■ **DESCRIPTION OF THE TASK**: Lines containing the string "world" are to be counted. Write only how many there are.

■ **DATA PROVIDED**:

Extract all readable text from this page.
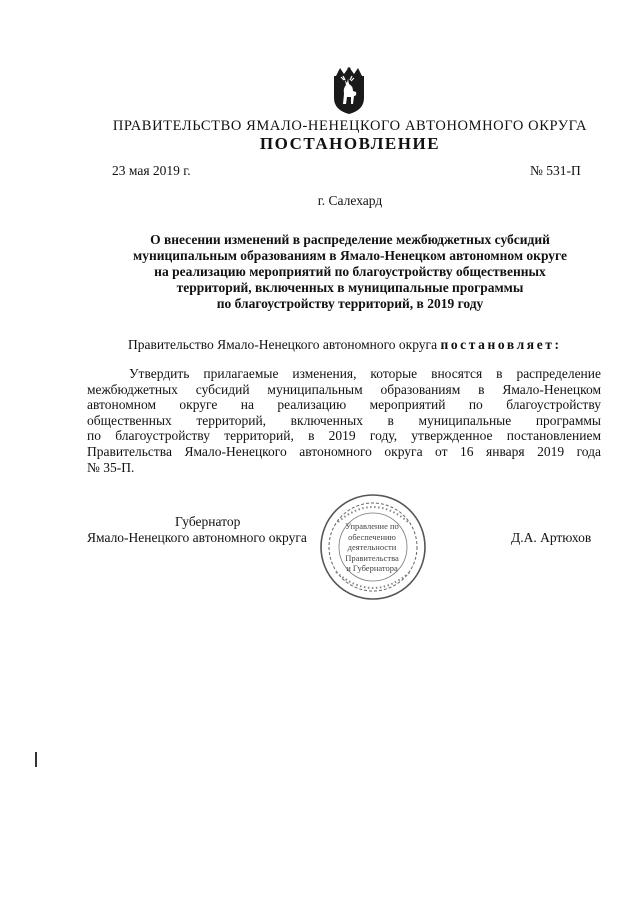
ПРАВИТЕЛЬСТВО ЯМАЛО-НЕНЕЦКОГО АВТОНОМНОГО ОКРУГА
ПОСТАНОВЛЕНИЕ
23 мая 2019 г.	№ 531-П
г. Салехард
О внесении изменений в распределение межбюджетных субсидий
муниципальным образованиям в Ямало-Ненецком автономном округе
на реализацию мероприятий по благоустройству общественных
территорий, включенных в муниципальные программы
по благоустройству территорий, в 2019 году
Правительство Ямало-Ненецкого автономного округа постановляет:
Утвердить прилагаемые изменения, которые вносятся в распределение
межбюджетных субсидий муниципальным образованиям в Ямало-Ненецком
автономном округе на реализацию мероприятий по благоустройству
общественных территорий, включенных в муниципальные программы
по благоустройству территорий, в 2019 году, утвержденное постановлением
Правительства Ямало-Ненецкого автономного округа от 16 января 2019 года
№ 35-П.
Губернатор
Ямало-Ненецкого автономного округа	Д.А. Артюхов
Управление по
обеспечению
деятельности
Правительства
и Губернатора
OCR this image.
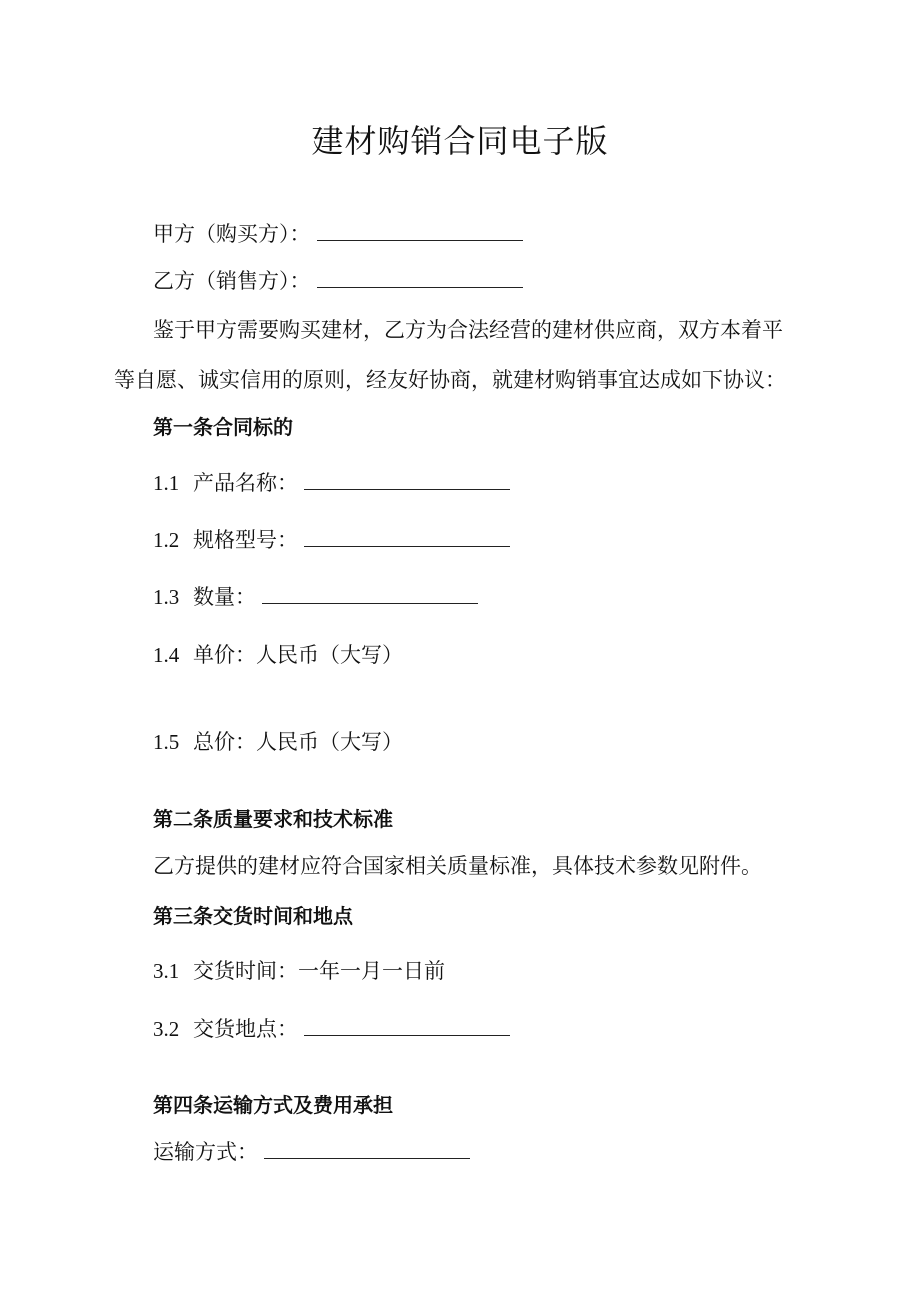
建材购销合同电子版
甲方（购买方）：
乙方（销售方）：
鉴于甲方需要购买建材，乙方为合法经营的建材供应商，双方本着平
等自愿、诚实信用的原则，经友好协商，就建材购销事宜达成如下协议：
第一条合同标的
1.1 产品名称：
1.2 规格型号：
1.3 数量：
1.4 单价：人民币（大写）
1.5 总价：人民币（大写）
第二条质量要求和技术标准
乙方提供的建材应符合国家相关质量标准，具体技术参数见附件。
第三条交货时间和地点
3.1 交货时间：一年一月一日前
3.2 交货地点：
第四条运输方式及费用承担
运输方式：
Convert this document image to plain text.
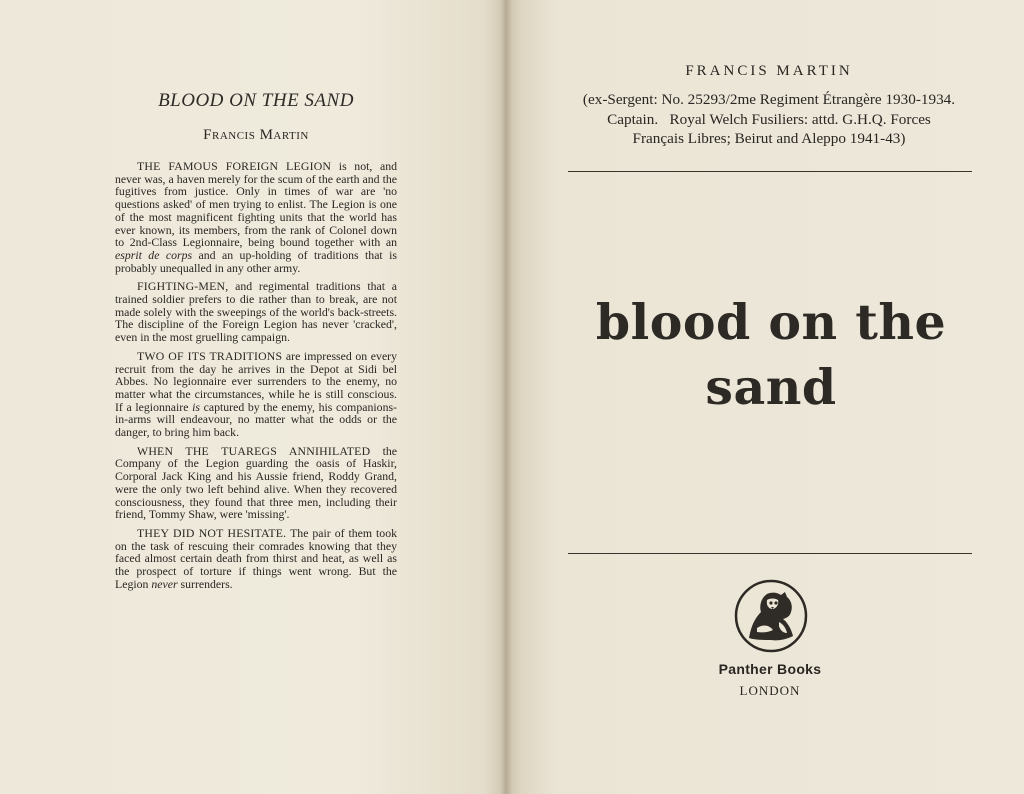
BLOOD ON THE SAND
Francis Martin

THE FAMOUS FOREIGN LEGION is not, and never was, a haven merely for the scum of the earth and the fugitives from justice. Only in times of war are 'no questions asked' of men trying to enlist. The Legion is one of the most magnificent fighting units that the world has ever known, its members, from the rank of Colonel down to 2nd-Class Legionnaire, being bound together with an esprit de corps and an up-holding of traditions that is probably unequalled in any other army.

FIGHTING-MEN, and regimental traditions that a trained soldier prefers to die rather than to break, are not made solely with the sweepings of the world's back-streets. The discipline of the Foreign Legion has never 'cracked', even in the most gruelling campaign.

TWO OF ITS TRADITIONS are impressed on every recruit from the day he arrives in the Depot at Sidi bel Abbes. No legionnaire ever surrenders to the enemy, no matter what the circumstances, while he is still conscious. If a legionnaire is captured by the enemy, his companions-in-arms will endeavour, no matter what the odds or the danger, to bring him back.

WHEN THE TUAREGS ANNIHILATED the Company of the Legion guarding the oasis of Haskir, Corporal Jack King and his Aussie friend, Roddy Grand, were the only two left behind alive. When they recovered consciousness, they found that three men, including their friend, Tommy Shaw, were 'missing'.

THEY DID NOT HESITATE. The pair of them took on the task of rescuing their comrades knowing that they faced almost certain death from thirst and heat, as well as the prospect of torture if things went wrong. But the Legion never surrenders.

FRANCIS MARTIN
(ex-Sergent: No. 25293/2me Regiment Étrangère 1930-1934.
Captain.   Royal Welch Fusiliers: attd. G.H.Q. Forces
Français Libres; Beirut and Aleppo 1941-43)
blood on the
sand
Panther Books
LONDON
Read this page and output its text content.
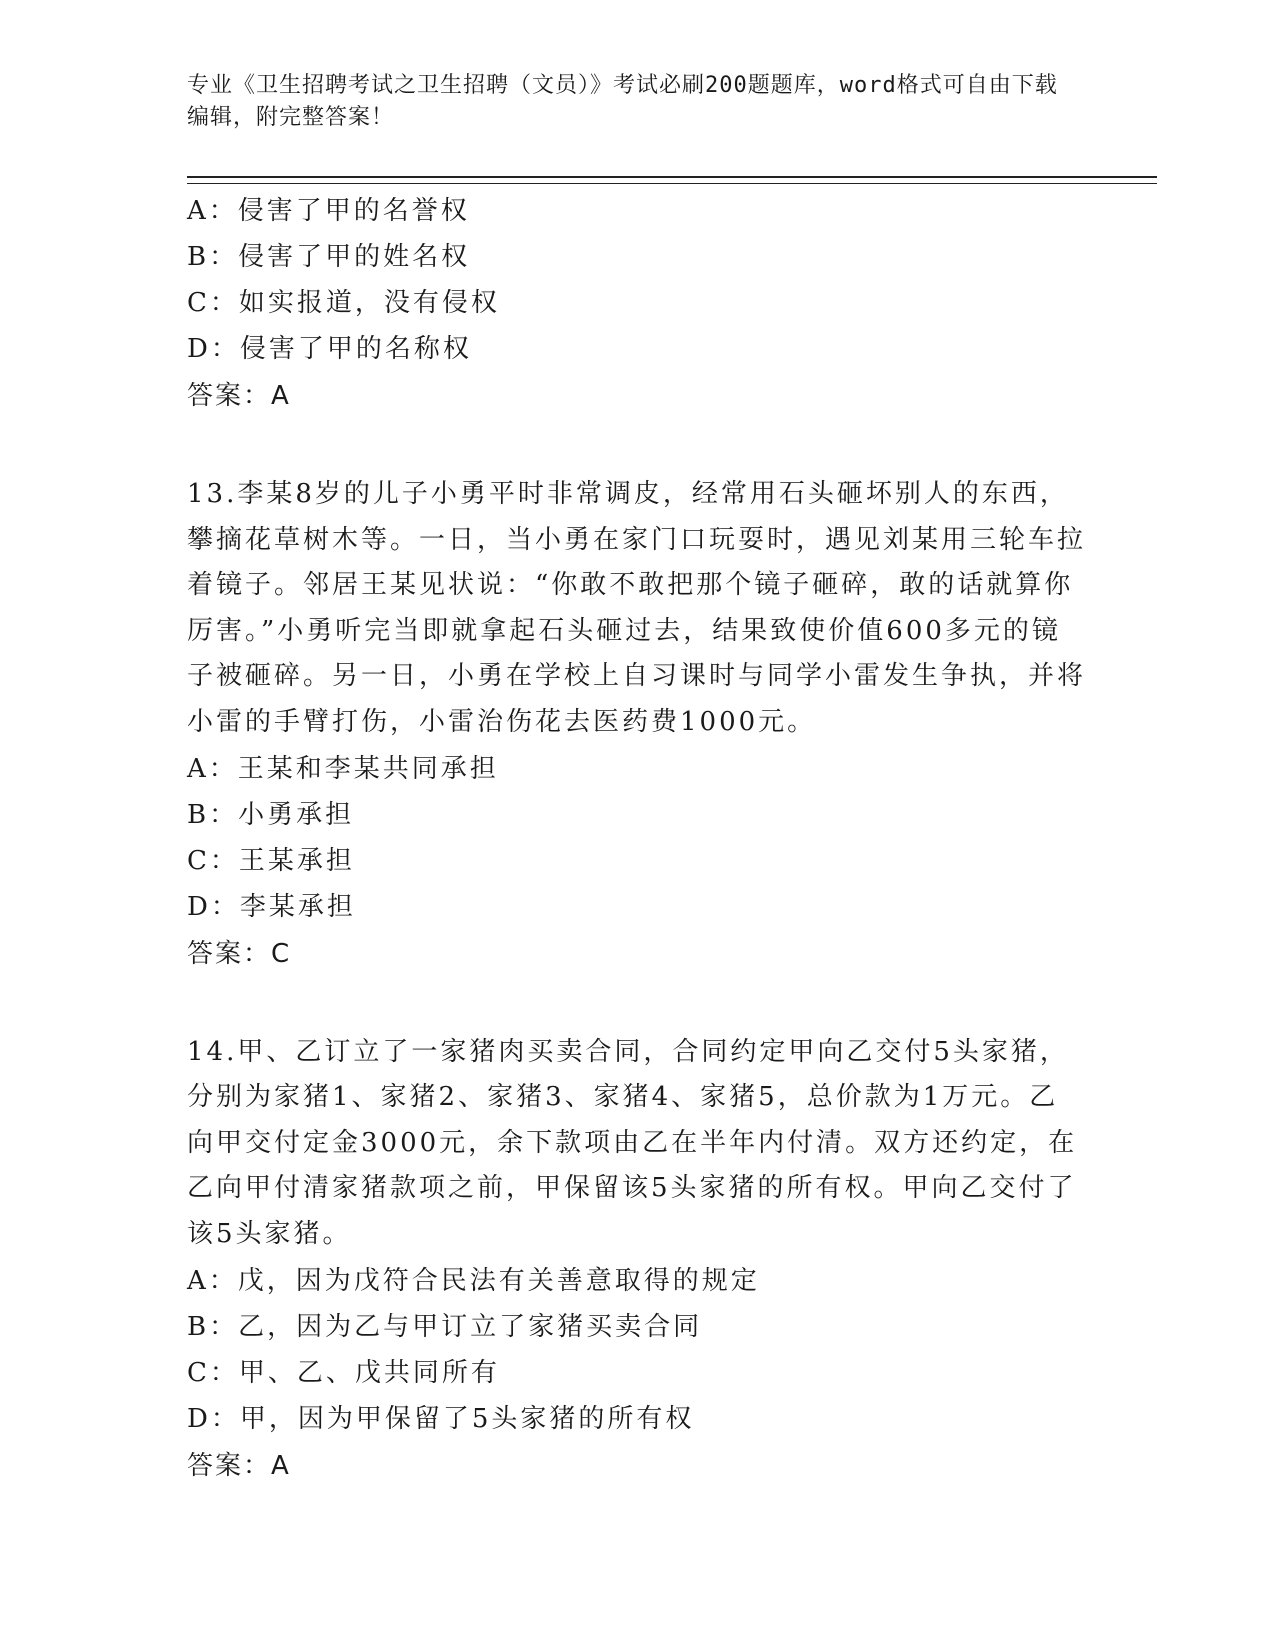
专业《卫生招聘考试之卫生招聘（文员）》考试必刷200题题库，word格式可自由下载编辑，附完整答案！

A：侵害了甲的名誉权

B：侵害了甲的姓名权

C：如实报道，没有侵权

D：侵害了甲的名称权

答案：A

13.李某8岁的儿子小勇平时非常调皮，经常用石头砸坏别人的东西，攀摘花草树木等。一日，当小勇在家门口玩耍时，遇见刘某用三轮车拉着镜子。邻居王某见状说：“你敢不敢把那个镜子砸碎，敢的话就算你厉害。”小勇听完当即就拿起石头砸过去，结果致使价值600多元的镜子被砸碎。另一日，小勇在学校上自习课时与同学小雷发生争执，并将小雷的手臂打伤，小雷治伤花去医药费1000元。

A：王某和李某共同承担

B：小勇承担

C：王某承担

D：李某承担

答案：C

14.甲、乙订立了一家猪肉买卖合同，合同约定甲向乙交付5头家猪，分别为家猪1、家猪2、家猪3、家猪4、家猪5，总价款为1万元。乙向甲交付定金3000元，余下款项由乙在半年内付清。双方还约定，在乙向甲付清家猪款项之前，甲保留该5头家猪的所有权。甲向乙交付了该5头家猪。

A：戊，因为戊符合民法有关善意取得的规定

B：乙，因为乙与甲订立了家猪买卖合同

C：甲、乙、戊共同所有

D：甲，因为甲保留了5头家猪的所有权

答案：A
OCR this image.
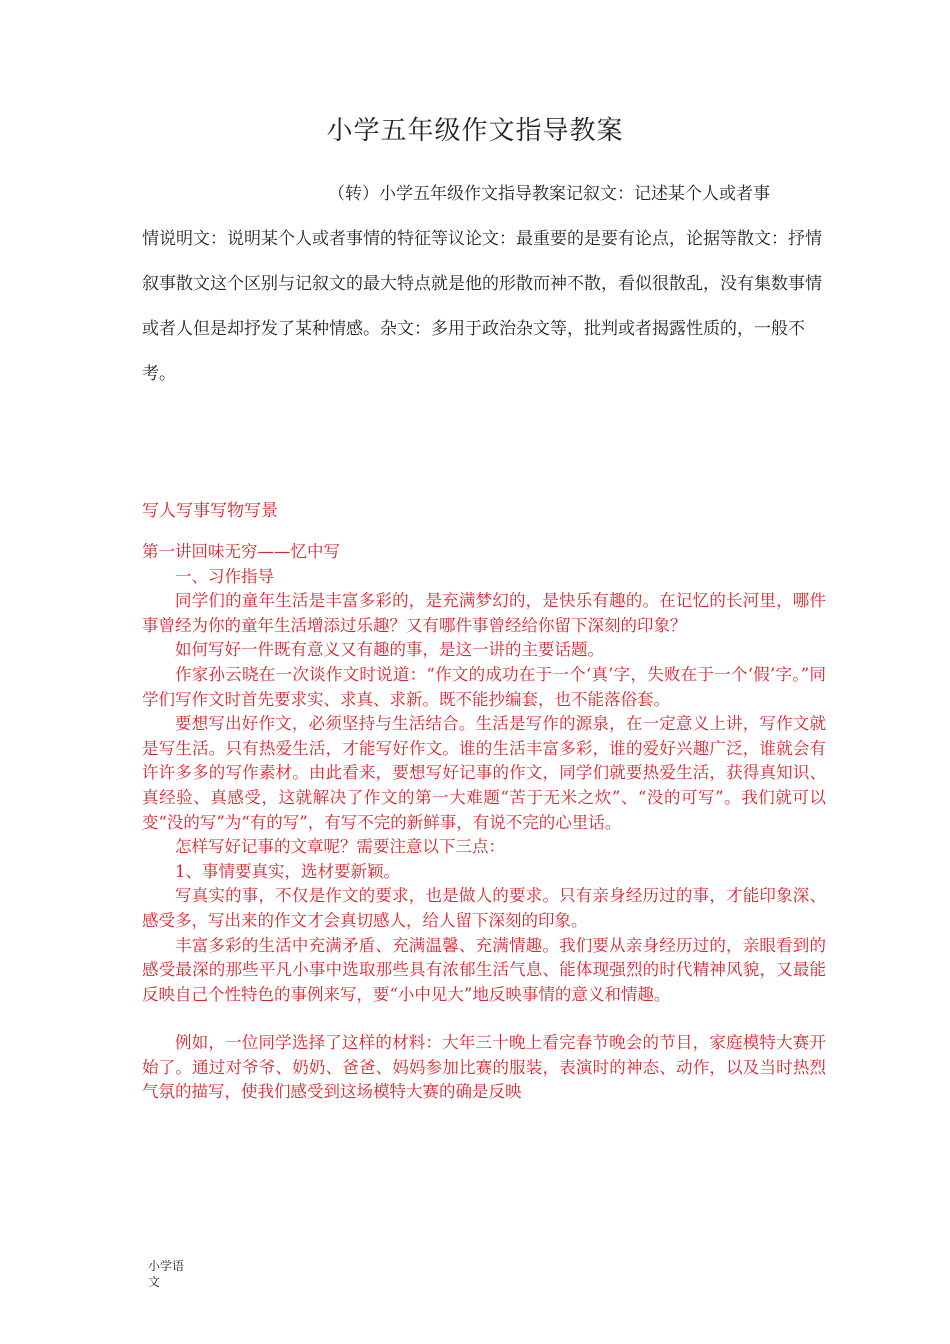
小学五年级作文指导教案
（转）小学五年级作文指导教案记叙文：记述某个人或者事
情说明文：说明某个人或者事情的特征等议论文：最重要的是要有论点，论据等散文：抒情叙事散文这个区别与记叙文的最大特点就是他的形散而神不散，看似很散乱，没有集数事情或者人但是却抒发了某种情感。杂文：多用于政治杂文等，批判或者揭露性质的，一般不考。
写人写事写物写景

第一讲回味无穷——忆中写

一、习作指导

同学们的童年生活是丰富多彩的，是充满梦幻的，是快乐有趣的。在记忆的长河里，哪件事曾经为你的童年生活增添过乐趣？又有哪件事曾经给你留下深刻的印象？

如何写好一件既有意义又有趣的事，是这一讲的主要话题。

作家孙云晓在一次谈作文时说道：“作文的成功在于一个‘真’字，失败在于一个‘假’字。”同学们写作文时首先要求实、求真、求新。既不能抄编套，也不能落俗套。

要想写出好作文，必须坚持与生活结合。生活是写作的源泉，在一定意义上讲，写作文就是写生活。只有热爱生活，才能写好作文。谁的生活丰富多彩，谁的爱好兴趣广泛，谁就会有许许多多的写作素材。由此看来，要想写好记事的作文，同学们就要热爱生活，获得真知识、真经验、真感受，这就解决了作文的第一大难题“苦于无米之炊”、“没的可写”。我们就可以变“没的写”为“有的写”，有写不完的新鲜事，有说不完的心里话。

怎样写好记事的文章呢？需要注意以下三点：

1、事情要真实，选材要新颖。

写真实的事，不仅是作文的要求，也是做人的要求。只有亲身经历过的事，才能印象深、感受多，写出来的作文才会真切感人，给人留下深刻的印象。

丰富多彩的生活中充满矛盾、充满温馨、充满情趣。我们要从亲身经历过的，亲眼看到的感受最深的那些平凡小事中选取那些具有浓郁生活气息、能体现强烈的时代精神风貌，又最能反映自己个性特色的事例来写，要“小中见大”地反映事情的意义和情趣。

例如，一位同学选择了这样的材料：大年三十晚上看完春节晚会的节目，家庭模特大赛开始了。通过对爷爷、奶奶、爸爸、妈妈参加比赛的服装，表演时的神态、动作，以及当时热烈气氛的描写，使我们感受到这场模特大赛的确是反映

小学语文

■ **RESPONSE TO THIS TASK**: 2